PROBLEM STATEMENT>
The listing below is the input. Say how many of its lines contain "title", giving the number alone.

Dataset rows about figures>
^^^^^^^^

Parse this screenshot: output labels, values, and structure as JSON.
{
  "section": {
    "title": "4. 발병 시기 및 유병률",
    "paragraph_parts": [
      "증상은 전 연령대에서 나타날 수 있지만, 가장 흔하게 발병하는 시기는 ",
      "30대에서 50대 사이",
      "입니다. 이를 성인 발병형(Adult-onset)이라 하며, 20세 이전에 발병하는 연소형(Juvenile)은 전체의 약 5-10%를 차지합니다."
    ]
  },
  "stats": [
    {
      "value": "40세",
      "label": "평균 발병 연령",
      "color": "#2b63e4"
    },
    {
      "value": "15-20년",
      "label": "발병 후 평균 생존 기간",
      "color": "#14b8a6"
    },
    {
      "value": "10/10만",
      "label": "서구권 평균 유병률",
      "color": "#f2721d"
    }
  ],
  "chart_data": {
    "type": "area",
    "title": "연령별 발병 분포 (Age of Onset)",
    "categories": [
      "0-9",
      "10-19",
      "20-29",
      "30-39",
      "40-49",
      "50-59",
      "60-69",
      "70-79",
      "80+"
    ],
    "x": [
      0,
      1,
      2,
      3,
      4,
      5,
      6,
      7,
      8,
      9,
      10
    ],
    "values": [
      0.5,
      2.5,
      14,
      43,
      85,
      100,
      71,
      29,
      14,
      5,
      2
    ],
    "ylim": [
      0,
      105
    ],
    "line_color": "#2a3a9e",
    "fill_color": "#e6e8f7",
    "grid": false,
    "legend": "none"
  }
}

^^^^^^^^

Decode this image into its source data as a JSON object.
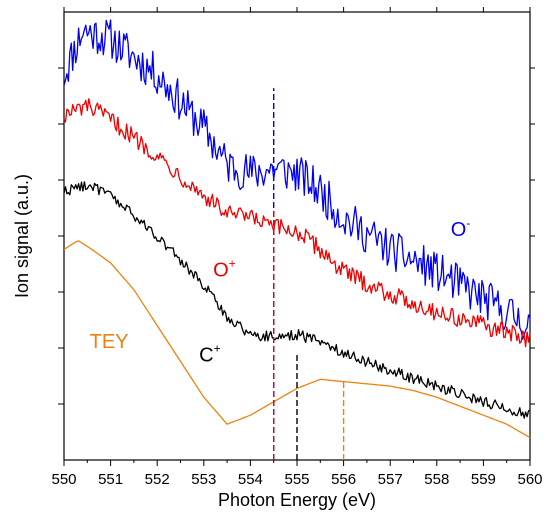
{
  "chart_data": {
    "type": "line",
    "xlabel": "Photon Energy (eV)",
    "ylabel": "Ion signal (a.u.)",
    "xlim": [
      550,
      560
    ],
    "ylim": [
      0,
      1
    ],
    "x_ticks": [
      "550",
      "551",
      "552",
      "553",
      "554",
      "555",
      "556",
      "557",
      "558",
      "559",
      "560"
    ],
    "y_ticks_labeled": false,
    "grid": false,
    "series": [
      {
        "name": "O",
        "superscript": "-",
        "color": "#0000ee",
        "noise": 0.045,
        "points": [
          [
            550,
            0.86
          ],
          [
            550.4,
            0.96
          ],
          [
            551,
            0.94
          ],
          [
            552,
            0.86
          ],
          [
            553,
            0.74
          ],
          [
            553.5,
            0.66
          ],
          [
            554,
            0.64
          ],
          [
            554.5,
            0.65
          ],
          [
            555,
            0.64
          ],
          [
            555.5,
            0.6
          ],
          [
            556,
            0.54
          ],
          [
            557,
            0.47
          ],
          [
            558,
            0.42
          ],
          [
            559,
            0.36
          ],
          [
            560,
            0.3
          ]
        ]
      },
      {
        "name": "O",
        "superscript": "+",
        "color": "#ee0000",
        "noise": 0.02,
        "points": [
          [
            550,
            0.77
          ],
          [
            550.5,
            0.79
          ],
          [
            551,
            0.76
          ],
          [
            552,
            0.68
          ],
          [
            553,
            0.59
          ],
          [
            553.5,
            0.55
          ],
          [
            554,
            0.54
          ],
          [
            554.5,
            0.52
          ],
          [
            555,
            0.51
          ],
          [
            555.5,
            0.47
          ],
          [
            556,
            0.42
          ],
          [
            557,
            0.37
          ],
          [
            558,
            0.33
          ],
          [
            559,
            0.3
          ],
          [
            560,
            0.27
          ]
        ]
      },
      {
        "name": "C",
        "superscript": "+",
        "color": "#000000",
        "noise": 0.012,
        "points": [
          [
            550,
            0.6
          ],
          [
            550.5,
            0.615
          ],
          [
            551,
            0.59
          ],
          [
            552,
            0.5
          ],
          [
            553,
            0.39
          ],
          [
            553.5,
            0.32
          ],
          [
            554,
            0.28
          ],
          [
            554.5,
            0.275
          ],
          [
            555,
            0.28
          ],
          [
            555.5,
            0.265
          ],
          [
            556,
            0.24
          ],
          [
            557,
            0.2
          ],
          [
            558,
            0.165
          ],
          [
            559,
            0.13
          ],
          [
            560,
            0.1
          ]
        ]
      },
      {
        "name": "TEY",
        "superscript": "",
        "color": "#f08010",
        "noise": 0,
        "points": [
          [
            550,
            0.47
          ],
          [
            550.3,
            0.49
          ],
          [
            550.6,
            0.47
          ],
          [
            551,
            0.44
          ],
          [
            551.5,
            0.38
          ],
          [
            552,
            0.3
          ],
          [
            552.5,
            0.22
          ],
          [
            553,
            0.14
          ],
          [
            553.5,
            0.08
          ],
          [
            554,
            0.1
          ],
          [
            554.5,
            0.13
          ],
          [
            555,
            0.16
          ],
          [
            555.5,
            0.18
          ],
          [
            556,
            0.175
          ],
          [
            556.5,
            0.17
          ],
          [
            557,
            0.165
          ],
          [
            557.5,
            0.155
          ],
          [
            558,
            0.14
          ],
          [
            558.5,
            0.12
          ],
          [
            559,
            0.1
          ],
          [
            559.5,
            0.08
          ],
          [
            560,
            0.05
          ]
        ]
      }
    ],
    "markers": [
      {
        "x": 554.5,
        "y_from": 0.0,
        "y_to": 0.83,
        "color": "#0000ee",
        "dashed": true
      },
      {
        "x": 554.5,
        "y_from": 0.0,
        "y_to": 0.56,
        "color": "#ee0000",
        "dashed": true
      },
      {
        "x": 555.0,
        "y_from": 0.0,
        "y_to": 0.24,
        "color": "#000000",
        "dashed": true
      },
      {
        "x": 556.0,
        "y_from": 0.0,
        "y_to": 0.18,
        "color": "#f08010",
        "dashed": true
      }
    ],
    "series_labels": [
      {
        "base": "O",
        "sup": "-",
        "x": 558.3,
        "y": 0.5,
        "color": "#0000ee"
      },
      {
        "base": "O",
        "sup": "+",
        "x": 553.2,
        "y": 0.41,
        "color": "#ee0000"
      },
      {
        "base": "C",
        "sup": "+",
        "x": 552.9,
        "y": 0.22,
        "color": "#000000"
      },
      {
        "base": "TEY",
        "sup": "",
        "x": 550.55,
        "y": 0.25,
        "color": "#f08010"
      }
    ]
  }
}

^^^^^^^^

TASK ANSWER>
2